Problem 1 - Copy the records below word for word, everything from the line that contains "subheading: synergy: Combining" down to the line that contains "card text: material: for", including both of those lines.

Document passage -

==*==

Effect of concrete filled steel tube defect on creep property

1.
School of Civil Engineering, Lanzhou Jiaotong University, Lanzhou 730070, China
2.
National and Local Joint Engineering Laboratory of Road and Bridge Engineering Disaster Prevention Technology, Lanzhou Jiaotong University, Lanzhou 730070, China
3.
Department of Architectural Engineering, Pingliang Vocational and Technical College, Pingliang 744000, China
4.
China Railway 21 Bureau Group Co., Ltd., Lanzhou 730070, China

摘要

摘要: 为了研究钢管混凝土缺陷试件的徐变性能，进行了7组徐变试验研究，得到了钢管混凝土缺陷试件补强前后徐变度随持荷时间的变化曲线。研究结果表明：相较于无缺陷钢管混凝土，存在缺陷的钢管混凝土徐变度均有不同程度增大，其中，脱黏缺陷钢管混凝土试件的徐变度增量远大于空洞缺陷试件；脱黏缺陷削弱了钢管与混凝土之间的界面黏结，致使钢管与混凝土的应力重分布作用减弱，协同变形能力下降；空洞缺陷处混凝土由于发生应力集中而加剧了裂缝的产生和扩张，混凝土因此而发生错位滑移，增大了钢管混凝土的附加变形；注浆补强后，钢管混凝土的徐变变形减小，但相较于无缺陷钢管混凝土，缺陷补强钢管混凝土的徐变性能仍存在一定程度的折减。

==*==

(Stored data entries)
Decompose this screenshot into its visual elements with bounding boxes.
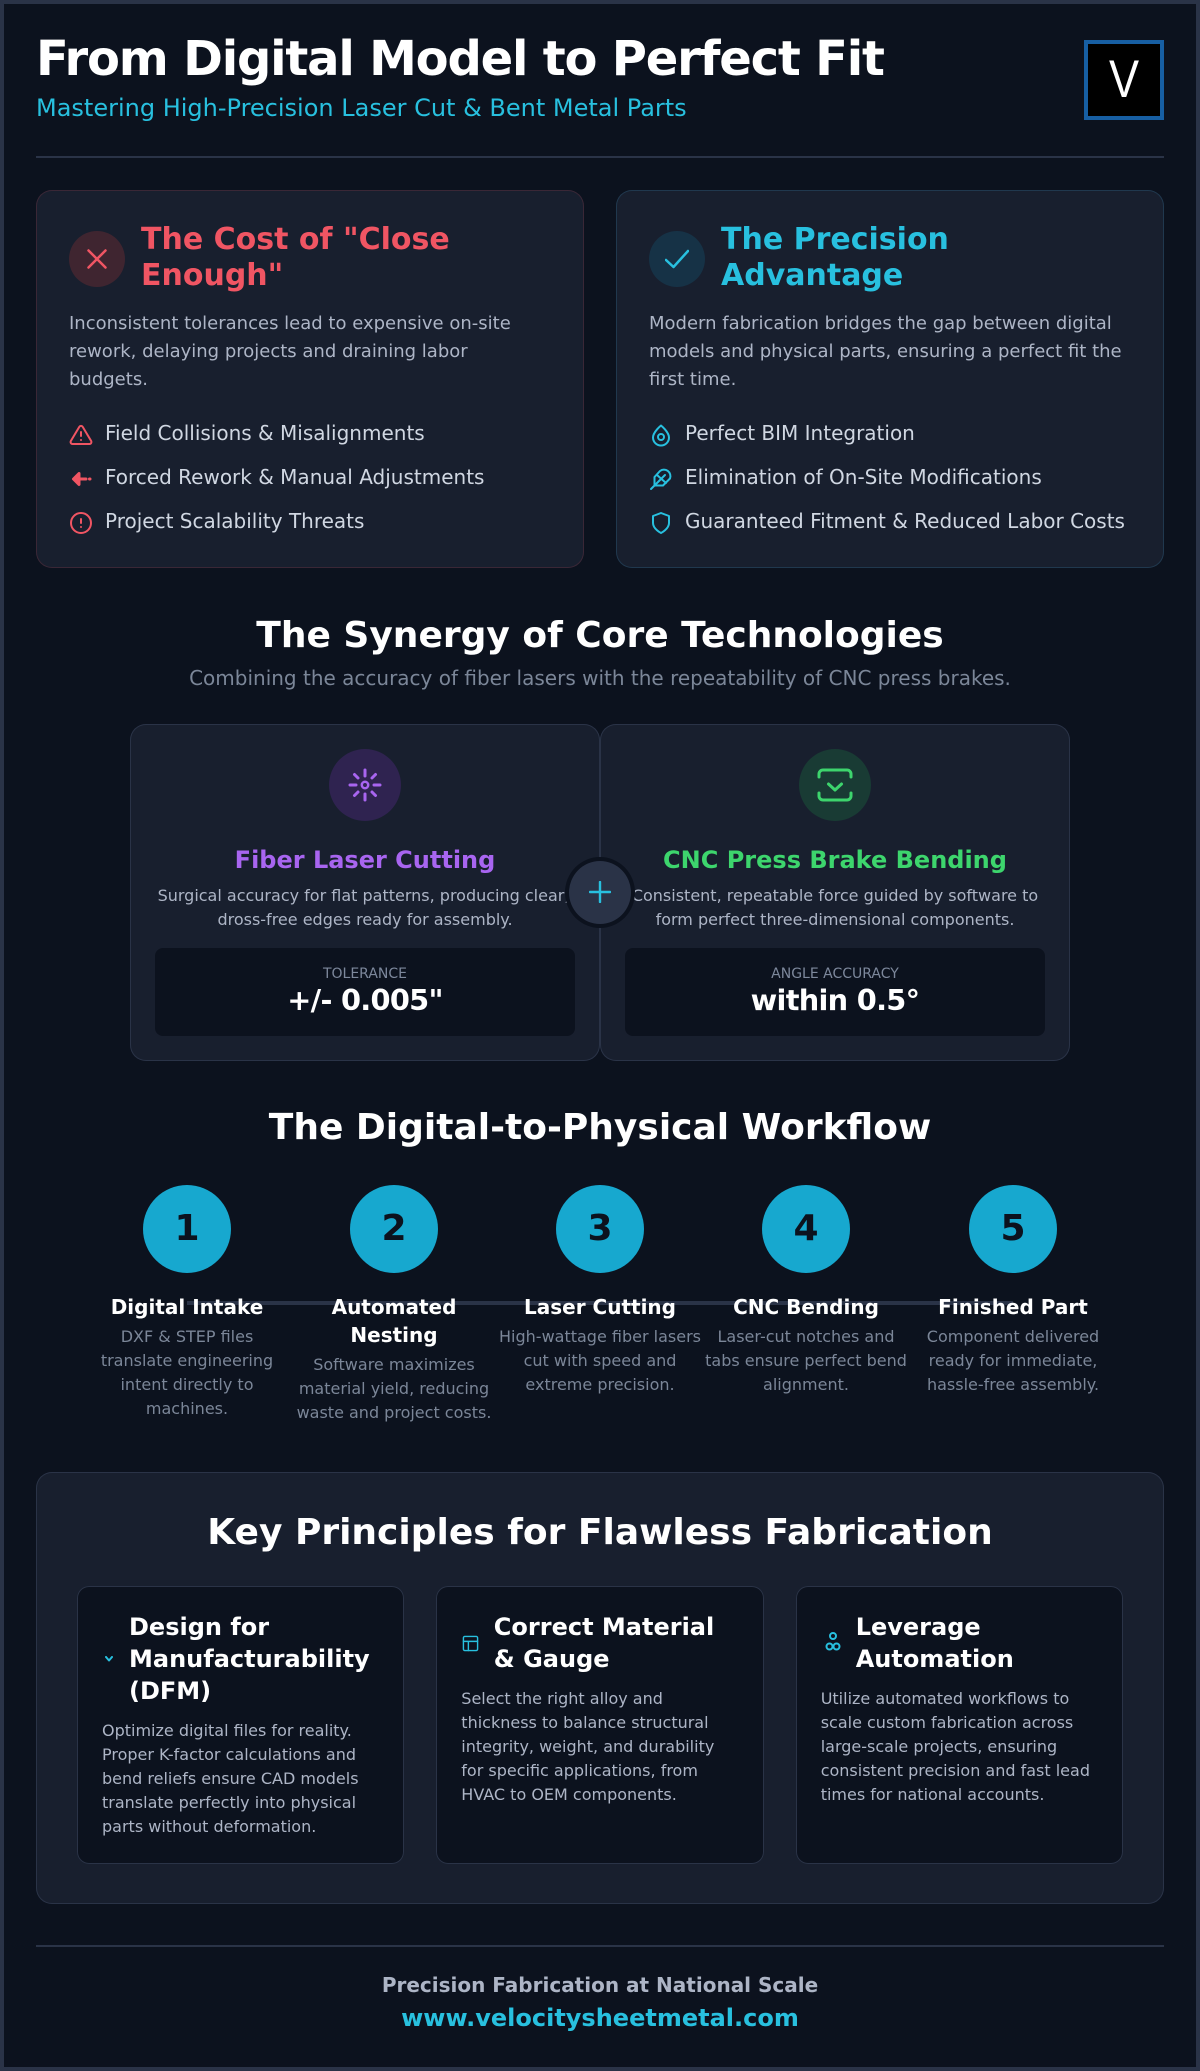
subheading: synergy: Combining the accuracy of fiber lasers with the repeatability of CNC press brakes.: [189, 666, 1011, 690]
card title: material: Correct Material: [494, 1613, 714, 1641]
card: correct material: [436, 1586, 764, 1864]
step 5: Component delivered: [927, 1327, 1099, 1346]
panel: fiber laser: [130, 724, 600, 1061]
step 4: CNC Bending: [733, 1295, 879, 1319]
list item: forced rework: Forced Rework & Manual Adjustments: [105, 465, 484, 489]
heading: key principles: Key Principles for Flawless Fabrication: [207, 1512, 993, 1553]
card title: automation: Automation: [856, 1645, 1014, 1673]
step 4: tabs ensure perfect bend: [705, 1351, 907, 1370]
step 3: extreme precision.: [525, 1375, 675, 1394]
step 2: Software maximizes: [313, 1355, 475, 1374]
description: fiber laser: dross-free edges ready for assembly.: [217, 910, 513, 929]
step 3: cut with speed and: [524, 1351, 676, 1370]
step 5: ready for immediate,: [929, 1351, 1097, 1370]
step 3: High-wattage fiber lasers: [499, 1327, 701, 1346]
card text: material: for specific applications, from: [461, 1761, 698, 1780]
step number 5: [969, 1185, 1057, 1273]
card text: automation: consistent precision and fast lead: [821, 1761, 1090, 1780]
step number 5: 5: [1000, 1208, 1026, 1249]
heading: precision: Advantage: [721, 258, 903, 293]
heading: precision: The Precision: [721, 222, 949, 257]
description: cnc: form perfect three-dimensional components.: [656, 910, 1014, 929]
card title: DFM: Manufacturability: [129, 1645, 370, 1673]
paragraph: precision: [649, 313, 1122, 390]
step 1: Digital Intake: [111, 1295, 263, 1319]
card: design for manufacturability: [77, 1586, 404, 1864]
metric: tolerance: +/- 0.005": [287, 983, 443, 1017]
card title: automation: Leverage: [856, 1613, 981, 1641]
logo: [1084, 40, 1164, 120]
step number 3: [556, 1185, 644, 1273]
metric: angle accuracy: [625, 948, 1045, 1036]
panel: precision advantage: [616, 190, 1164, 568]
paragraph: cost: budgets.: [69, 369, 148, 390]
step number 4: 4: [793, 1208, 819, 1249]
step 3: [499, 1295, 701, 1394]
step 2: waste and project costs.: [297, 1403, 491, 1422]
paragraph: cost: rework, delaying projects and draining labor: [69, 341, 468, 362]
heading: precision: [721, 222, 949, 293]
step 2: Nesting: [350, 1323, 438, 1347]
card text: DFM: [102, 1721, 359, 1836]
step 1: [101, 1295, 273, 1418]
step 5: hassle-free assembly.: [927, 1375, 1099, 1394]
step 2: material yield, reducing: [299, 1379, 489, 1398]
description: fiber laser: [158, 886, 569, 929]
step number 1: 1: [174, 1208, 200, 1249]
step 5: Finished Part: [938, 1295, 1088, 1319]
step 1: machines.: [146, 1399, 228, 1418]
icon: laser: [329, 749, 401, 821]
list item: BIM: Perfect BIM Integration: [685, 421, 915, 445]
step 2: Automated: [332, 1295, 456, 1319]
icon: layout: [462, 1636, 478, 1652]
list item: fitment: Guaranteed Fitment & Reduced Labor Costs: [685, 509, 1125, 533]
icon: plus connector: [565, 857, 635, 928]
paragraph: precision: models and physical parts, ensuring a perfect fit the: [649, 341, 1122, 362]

==*==

Problem 2 - Translate this sentence from the creep study abstract above into English: "为了研究钢管混凝土缺陷试件的徐变性能，进行了7组徐变试验研究，得到了钢管混凝土缺陷试件补强前后徐变度随持荷时间的变化曲线。"

Exercise result 1 -
subheading: synergy: Combining the accuracy of fiber lasers with the repeatability of CNC press brakes.: [189, 666, 1011, 690]
card title: material: Correct Material: [494, 1613, 714, 1641]
card: correct material: [436, 1586, 764, 1864]
step 5: Component delivered: [927, 1327, 1099, 1346]
panel: fiber laser: [130, 724, 600, 1061]
step 4: CNC Bending: [733, 1295, 879, 1319]
list item: forced rework: Forced Rework & Manual Adjustments: [105, 465, 484, 489]
heading: key principles: Key Principles for Flawless Fabrication: [207, 1512, 993, 1553]
card title: automation: Automation: [856, 1645, 1014, 1673]
step 4: tabs ensure perfect bend: [705, 1351, 907, 1370]
step 3: extreme precision.: [525, 1375, 675, 1394]
step 2: Software maximizes: [313, 1355, 475, 1374]
description: fiber laser: dross-free edges ready for assembly.: [217, 910, 513, 929]
step 3: cut with speed and: [524, 1351, 676, 1370]
step 5: ready for immediate,: [929, 1351, 1097, 1370]
step 3: High-wattage fiber lasers: [499, 1327, 701, 1346]
card text: material: for specific applications, from: [461, 1761, 698, 1780]

Exercise result 2 - To study the creep behavior of defective concrete-filled steel tube specimens, seven groups of creep tests were carried out. These tests produced curves showing how the specific creep of the defective specimens changed with loading time, before and after strengthening.